• Work required
Count how many lines hold the string "Brown". Give that number alone.

★ ★ ★ ★ ★

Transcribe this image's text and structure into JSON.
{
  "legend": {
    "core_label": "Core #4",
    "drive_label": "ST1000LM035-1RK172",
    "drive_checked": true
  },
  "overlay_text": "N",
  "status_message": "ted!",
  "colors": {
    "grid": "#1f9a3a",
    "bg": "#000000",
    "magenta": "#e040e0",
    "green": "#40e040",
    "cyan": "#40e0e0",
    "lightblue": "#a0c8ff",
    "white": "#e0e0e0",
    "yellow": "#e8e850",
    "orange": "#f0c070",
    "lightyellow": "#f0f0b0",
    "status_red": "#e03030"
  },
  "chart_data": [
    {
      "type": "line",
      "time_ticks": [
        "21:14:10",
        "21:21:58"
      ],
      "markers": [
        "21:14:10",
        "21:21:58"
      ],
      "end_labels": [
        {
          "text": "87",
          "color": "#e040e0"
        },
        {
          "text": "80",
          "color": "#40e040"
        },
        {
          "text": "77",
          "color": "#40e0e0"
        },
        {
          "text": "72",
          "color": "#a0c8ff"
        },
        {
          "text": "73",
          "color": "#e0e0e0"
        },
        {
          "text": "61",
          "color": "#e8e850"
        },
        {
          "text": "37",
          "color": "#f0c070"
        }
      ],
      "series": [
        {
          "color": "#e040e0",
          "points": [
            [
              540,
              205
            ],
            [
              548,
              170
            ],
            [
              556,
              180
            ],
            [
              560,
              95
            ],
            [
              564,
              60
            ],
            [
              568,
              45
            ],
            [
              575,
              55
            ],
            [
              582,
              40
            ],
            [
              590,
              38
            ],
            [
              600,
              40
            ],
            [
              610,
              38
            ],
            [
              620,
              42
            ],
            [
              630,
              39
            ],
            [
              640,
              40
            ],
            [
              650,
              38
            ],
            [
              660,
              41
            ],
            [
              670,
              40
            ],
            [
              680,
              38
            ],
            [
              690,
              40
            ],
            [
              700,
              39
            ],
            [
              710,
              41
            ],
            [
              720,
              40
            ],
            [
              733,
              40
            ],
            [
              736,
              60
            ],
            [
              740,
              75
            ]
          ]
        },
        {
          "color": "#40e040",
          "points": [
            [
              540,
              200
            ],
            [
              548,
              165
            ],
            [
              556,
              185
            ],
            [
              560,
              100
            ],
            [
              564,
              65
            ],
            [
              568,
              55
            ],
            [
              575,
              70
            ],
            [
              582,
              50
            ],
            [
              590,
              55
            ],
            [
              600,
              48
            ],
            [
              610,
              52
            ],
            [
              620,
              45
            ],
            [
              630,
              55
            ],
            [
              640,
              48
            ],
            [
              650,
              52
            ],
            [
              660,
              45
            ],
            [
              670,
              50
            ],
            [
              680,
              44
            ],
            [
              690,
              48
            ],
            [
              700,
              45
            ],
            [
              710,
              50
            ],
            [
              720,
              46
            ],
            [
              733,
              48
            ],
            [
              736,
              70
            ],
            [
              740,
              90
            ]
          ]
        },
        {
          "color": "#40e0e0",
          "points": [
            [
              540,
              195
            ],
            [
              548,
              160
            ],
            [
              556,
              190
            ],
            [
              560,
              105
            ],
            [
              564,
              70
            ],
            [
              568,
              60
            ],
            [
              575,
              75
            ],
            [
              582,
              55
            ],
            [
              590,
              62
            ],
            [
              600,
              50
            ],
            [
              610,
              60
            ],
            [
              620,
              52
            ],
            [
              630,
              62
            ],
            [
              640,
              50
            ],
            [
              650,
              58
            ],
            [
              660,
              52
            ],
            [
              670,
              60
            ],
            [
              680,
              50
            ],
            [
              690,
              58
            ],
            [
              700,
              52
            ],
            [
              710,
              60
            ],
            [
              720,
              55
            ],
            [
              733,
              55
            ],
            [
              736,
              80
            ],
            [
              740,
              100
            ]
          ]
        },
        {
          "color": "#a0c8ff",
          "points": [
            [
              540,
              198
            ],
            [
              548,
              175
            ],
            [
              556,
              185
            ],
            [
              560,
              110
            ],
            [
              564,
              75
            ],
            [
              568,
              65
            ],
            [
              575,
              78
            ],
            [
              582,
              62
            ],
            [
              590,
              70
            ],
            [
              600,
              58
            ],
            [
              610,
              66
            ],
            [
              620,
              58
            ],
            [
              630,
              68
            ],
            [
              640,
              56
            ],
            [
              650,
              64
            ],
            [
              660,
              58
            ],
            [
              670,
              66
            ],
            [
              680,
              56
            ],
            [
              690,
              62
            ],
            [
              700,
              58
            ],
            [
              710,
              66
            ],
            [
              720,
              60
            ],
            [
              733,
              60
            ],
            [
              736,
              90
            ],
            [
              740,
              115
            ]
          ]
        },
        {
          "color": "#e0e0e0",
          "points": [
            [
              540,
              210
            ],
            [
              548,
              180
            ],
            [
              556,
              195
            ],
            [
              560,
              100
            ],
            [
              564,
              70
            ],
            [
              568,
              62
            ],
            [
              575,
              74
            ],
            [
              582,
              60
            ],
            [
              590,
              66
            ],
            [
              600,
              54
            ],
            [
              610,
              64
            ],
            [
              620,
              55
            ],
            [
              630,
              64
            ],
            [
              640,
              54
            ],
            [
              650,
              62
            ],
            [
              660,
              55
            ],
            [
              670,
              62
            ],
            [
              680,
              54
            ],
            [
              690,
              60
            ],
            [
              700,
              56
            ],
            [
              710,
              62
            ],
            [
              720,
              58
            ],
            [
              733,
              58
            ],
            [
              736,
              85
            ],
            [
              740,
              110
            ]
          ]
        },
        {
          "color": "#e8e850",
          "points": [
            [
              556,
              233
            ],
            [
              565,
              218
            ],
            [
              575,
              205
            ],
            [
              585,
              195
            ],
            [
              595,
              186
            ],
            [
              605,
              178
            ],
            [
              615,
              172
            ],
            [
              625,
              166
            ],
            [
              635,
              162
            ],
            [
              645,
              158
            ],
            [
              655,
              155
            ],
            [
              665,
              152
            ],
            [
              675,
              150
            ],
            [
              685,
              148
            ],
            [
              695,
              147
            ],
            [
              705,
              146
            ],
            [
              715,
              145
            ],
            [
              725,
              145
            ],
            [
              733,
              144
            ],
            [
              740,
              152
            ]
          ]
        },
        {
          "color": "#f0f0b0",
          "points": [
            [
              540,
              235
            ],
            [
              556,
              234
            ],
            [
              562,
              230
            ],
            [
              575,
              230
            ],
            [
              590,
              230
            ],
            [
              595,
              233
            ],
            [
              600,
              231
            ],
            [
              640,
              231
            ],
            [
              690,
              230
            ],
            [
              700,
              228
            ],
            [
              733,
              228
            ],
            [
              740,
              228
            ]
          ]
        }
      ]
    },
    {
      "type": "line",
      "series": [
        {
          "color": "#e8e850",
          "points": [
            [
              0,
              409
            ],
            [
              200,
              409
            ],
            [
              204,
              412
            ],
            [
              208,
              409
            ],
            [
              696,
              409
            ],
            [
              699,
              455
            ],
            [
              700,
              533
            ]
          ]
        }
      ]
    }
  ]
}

★ ★ ★ ★ ★

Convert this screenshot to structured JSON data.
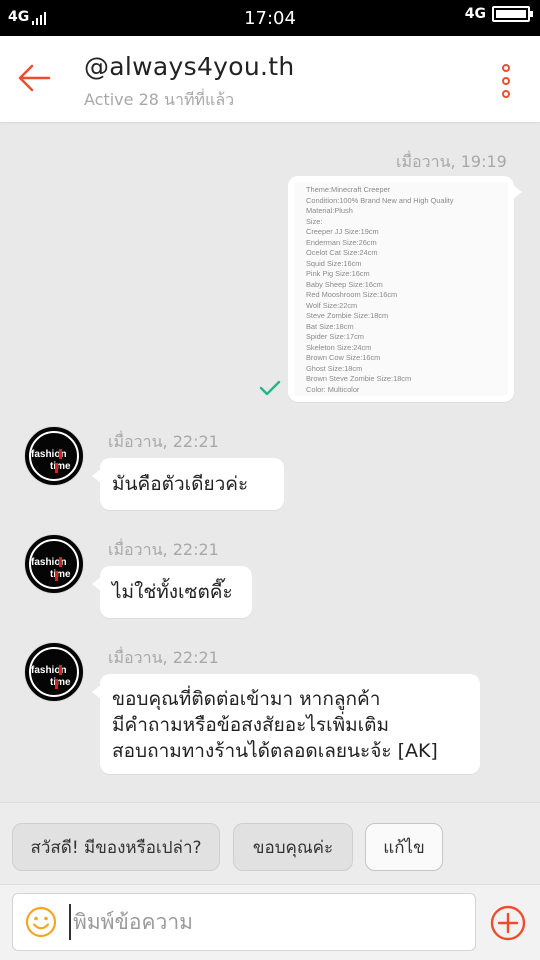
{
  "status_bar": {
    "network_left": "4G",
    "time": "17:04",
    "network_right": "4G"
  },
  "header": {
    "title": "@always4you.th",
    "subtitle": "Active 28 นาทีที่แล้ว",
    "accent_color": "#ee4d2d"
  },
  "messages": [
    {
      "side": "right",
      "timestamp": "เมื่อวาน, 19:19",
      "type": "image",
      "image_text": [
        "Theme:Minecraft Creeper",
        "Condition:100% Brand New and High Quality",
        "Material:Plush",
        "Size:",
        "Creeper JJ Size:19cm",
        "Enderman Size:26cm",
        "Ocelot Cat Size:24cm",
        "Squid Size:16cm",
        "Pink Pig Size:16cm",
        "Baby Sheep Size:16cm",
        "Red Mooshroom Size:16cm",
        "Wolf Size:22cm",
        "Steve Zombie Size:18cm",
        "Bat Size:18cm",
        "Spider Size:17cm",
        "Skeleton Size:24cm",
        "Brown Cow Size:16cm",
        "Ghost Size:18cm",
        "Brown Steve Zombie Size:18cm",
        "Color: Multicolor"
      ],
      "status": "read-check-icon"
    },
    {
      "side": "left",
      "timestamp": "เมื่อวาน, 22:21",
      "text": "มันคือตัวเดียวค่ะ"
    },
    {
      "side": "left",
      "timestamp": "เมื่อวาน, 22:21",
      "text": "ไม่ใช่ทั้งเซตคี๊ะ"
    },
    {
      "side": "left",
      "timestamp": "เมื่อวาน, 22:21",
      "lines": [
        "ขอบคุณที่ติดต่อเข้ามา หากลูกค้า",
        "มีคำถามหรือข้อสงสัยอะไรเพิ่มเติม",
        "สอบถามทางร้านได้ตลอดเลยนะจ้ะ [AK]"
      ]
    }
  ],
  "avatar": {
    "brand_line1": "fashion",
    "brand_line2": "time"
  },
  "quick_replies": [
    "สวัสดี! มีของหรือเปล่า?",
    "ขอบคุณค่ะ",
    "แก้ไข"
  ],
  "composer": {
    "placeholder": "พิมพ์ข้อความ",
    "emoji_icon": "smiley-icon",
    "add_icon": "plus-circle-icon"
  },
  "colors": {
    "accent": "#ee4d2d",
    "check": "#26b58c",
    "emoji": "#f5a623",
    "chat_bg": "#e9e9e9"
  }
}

★ ★ ★ ★ ★

• Answer below
2